Show every line of the records below that contains the word "User".

DATASET RECORDS

================

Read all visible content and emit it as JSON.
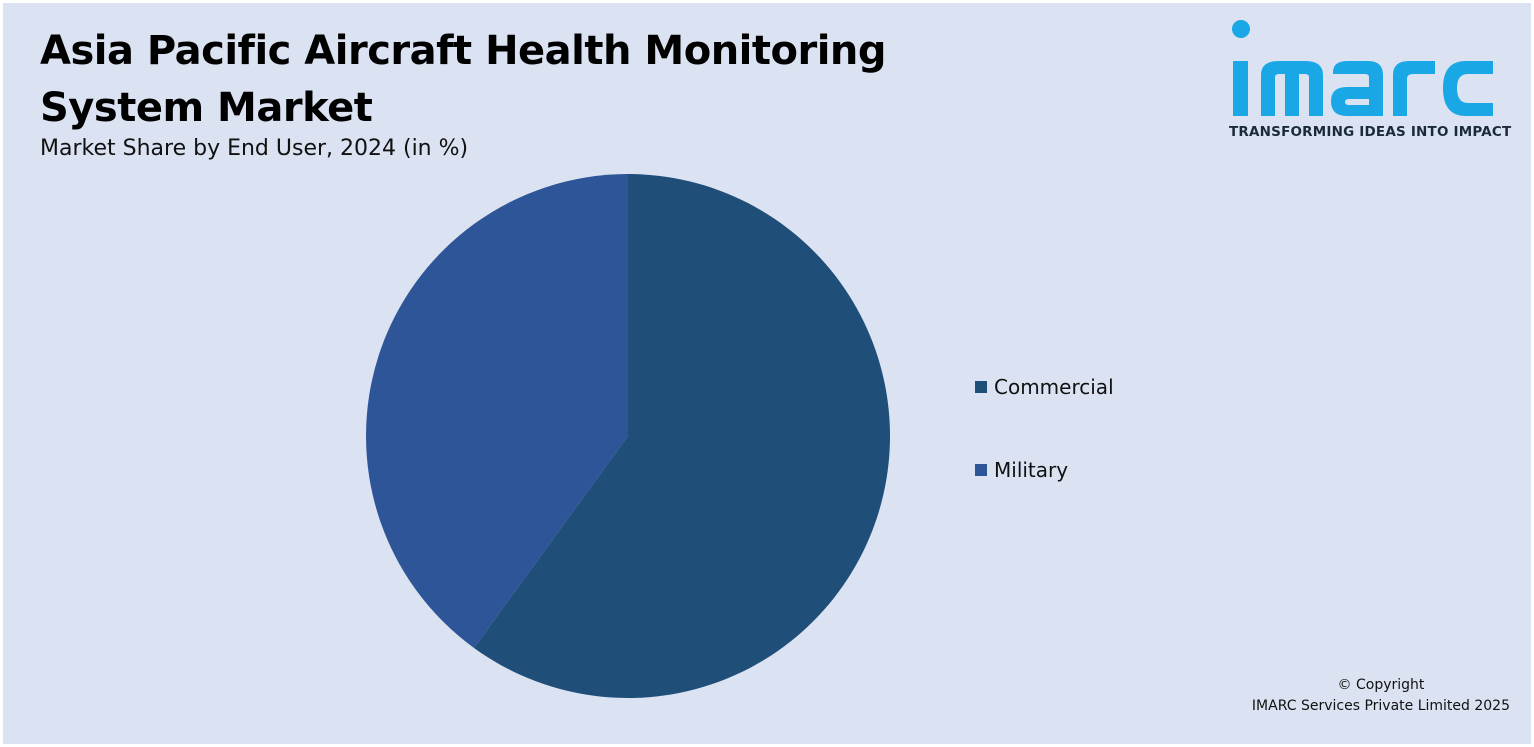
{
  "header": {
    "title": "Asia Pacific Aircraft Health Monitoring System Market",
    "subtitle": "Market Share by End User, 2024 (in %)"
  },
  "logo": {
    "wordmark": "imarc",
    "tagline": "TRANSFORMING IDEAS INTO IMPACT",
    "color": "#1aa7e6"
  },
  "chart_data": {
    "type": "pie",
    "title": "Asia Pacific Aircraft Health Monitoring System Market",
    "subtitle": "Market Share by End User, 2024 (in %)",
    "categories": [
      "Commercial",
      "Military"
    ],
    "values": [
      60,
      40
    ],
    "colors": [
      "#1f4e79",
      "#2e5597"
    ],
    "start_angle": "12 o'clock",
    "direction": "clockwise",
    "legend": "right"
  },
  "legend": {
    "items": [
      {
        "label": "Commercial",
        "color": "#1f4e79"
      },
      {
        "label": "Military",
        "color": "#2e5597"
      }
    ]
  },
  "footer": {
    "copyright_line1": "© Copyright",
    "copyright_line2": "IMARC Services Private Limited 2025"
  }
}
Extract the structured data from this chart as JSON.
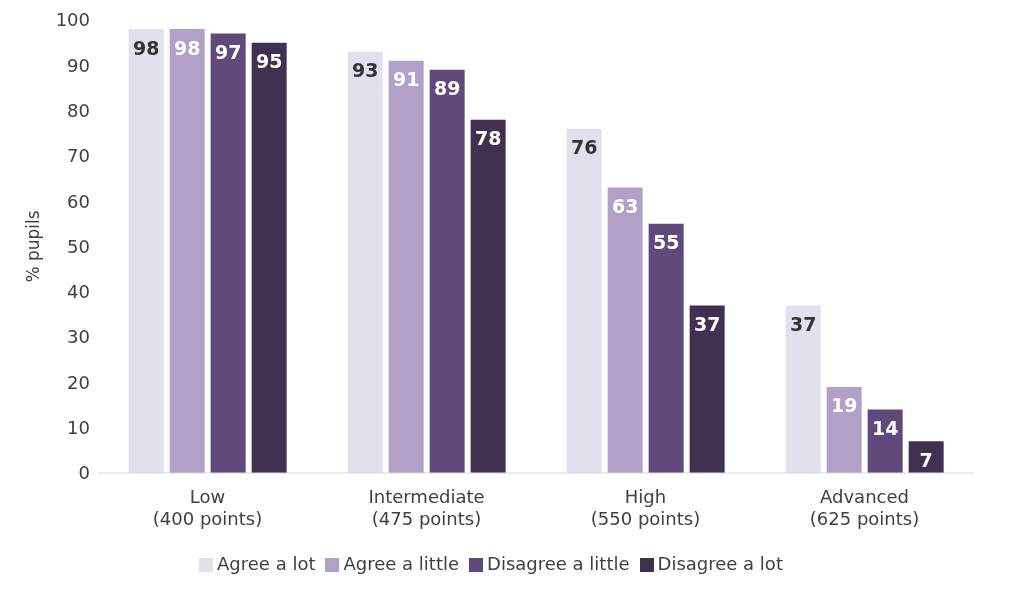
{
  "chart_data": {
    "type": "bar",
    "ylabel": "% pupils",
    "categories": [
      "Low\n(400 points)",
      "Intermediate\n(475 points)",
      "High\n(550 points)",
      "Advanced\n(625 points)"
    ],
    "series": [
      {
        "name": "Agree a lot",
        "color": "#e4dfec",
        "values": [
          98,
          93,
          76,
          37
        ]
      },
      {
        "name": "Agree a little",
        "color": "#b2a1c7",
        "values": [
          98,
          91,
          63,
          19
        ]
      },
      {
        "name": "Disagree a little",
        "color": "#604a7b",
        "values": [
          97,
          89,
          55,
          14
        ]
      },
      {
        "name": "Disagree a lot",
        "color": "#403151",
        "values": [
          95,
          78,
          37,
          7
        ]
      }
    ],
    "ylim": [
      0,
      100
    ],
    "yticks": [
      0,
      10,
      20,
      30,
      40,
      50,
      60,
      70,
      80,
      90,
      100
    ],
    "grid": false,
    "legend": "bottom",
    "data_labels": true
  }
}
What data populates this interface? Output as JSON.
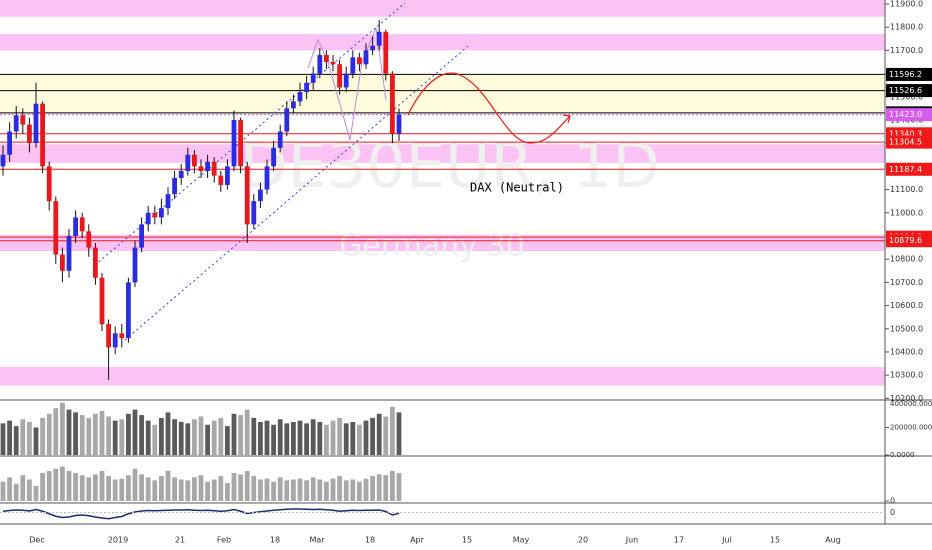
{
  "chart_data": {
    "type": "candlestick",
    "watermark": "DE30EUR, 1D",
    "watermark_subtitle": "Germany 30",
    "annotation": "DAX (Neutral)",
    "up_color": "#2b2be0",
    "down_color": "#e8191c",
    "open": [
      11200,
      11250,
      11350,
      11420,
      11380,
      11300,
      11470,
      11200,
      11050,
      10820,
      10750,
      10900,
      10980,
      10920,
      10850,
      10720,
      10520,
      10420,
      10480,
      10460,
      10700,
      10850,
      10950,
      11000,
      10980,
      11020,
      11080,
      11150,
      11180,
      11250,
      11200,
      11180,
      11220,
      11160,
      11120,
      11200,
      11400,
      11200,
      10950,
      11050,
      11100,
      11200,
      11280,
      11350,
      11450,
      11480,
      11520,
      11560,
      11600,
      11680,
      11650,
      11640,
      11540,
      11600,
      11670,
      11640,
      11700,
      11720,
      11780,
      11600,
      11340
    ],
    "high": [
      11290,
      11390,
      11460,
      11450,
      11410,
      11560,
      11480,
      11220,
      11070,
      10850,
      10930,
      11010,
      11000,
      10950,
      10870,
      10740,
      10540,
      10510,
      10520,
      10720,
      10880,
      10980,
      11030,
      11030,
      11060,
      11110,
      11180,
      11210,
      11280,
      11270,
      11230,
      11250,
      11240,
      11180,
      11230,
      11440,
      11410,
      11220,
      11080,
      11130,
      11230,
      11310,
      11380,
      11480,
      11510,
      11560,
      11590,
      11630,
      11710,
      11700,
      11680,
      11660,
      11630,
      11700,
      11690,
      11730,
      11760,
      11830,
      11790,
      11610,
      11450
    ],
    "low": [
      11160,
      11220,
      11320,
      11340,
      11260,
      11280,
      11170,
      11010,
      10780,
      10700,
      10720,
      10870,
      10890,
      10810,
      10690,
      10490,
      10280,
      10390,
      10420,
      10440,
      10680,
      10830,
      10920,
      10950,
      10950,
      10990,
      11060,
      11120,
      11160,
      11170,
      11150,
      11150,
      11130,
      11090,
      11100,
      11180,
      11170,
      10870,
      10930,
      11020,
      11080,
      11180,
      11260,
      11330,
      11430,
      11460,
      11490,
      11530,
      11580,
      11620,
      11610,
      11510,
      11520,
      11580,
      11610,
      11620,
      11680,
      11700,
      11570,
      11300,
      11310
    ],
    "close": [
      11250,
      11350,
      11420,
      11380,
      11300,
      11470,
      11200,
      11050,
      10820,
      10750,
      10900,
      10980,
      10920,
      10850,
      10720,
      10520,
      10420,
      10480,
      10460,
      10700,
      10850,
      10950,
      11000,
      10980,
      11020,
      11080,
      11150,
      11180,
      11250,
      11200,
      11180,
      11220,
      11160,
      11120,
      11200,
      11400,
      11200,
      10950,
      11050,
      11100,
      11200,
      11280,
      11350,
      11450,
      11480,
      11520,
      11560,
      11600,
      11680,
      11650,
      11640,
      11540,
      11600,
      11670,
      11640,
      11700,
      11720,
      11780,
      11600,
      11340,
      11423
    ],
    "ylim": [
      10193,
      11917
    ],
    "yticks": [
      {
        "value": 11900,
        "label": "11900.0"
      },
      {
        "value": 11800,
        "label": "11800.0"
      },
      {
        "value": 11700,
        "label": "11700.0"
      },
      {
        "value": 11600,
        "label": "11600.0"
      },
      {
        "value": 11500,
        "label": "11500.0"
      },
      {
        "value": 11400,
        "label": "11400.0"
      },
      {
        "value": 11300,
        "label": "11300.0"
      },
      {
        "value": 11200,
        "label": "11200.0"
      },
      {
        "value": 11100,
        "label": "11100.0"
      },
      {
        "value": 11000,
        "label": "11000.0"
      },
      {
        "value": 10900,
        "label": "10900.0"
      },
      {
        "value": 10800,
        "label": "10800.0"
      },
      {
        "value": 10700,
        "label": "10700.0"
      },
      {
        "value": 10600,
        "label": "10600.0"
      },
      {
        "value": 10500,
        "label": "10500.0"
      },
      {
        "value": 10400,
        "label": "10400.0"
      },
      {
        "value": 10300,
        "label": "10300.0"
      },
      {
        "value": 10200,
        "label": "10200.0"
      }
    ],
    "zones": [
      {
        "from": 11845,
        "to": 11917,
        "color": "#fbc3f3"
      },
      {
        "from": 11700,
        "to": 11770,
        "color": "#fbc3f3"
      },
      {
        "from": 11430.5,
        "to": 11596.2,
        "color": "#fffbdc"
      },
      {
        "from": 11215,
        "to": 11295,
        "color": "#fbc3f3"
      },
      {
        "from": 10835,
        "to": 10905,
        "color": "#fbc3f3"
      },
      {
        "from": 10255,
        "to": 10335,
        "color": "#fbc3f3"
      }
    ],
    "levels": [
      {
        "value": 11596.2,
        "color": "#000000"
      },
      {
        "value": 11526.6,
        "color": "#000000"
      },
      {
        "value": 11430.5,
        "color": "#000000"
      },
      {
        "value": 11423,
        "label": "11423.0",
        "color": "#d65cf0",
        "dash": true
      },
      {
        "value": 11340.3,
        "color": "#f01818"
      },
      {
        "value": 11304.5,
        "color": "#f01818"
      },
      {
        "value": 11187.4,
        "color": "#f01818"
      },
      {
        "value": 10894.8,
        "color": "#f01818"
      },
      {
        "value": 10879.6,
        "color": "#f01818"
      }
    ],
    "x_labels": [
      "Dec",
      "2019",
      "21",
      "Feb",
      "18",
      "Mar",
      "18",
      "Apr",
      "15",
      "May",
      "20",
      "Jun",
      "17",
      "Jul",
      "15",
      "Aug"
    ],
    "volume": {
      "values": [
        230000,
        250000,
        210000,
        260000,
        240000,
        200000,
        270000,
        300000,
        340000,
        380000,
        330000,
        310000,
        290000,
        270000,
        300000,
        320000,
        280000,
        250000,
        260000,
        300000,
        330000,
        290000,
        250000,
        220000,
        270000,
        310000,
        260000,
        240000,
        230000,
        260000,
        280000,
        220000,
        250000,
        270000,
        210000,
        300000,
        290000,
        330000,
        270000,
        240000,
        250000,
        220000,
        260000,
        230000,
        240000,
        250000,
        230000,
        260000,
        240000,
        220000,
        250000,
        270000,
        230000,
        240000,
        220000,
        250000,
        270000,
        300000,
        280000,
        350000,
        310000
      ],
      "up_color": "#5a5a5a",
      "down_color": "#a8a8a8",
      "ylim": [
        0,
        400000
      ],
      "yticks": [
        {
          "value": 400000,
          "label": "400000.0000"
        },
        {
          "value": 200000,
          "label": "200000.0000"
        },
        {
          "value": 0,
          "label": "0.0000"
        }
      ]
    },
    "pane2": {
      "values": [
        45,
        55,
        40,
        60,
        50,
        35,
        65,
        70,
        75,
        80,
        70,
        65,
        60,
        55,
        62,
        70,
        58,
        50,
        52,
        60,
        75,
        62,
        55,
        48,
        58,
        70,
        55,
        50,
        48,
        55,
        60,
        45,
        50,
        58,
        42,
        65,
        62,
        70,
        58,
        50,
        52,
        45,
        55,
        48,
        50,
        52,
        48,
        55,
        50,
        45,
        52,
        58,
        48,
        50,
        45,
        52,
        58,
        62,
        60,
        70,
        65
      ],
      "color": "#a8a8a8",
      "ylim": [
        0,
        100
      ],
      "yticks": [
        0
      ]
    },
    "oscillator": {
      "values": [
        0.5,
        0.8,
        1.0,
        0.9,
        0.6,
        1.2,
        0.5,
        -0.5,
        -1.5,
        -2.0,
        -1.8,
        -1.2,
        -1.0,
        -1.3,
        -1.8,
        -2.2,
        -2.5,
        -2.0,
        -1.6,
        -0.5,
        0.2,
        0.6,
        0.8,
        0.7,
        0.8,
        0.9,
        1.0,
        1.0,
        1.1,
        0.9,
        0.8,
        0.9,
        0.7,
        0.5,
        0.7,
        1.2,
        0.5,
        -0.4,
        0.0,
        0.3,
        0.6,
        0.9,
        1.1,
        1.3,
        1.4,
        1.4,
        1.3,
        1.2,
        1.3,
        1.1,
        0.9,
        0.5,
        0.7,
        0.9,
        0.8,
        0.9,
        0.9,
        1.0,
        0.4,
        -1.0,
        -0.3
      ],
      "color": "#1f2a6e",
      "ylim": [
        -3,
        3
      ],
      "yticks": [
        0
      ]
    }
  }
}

================

SOLUTION TO THE PROBLEM
    "subtitle": "Market Share by End User, 2024 (in %)"
    "subtitle": "Market Share by End User, 2024 (in %)",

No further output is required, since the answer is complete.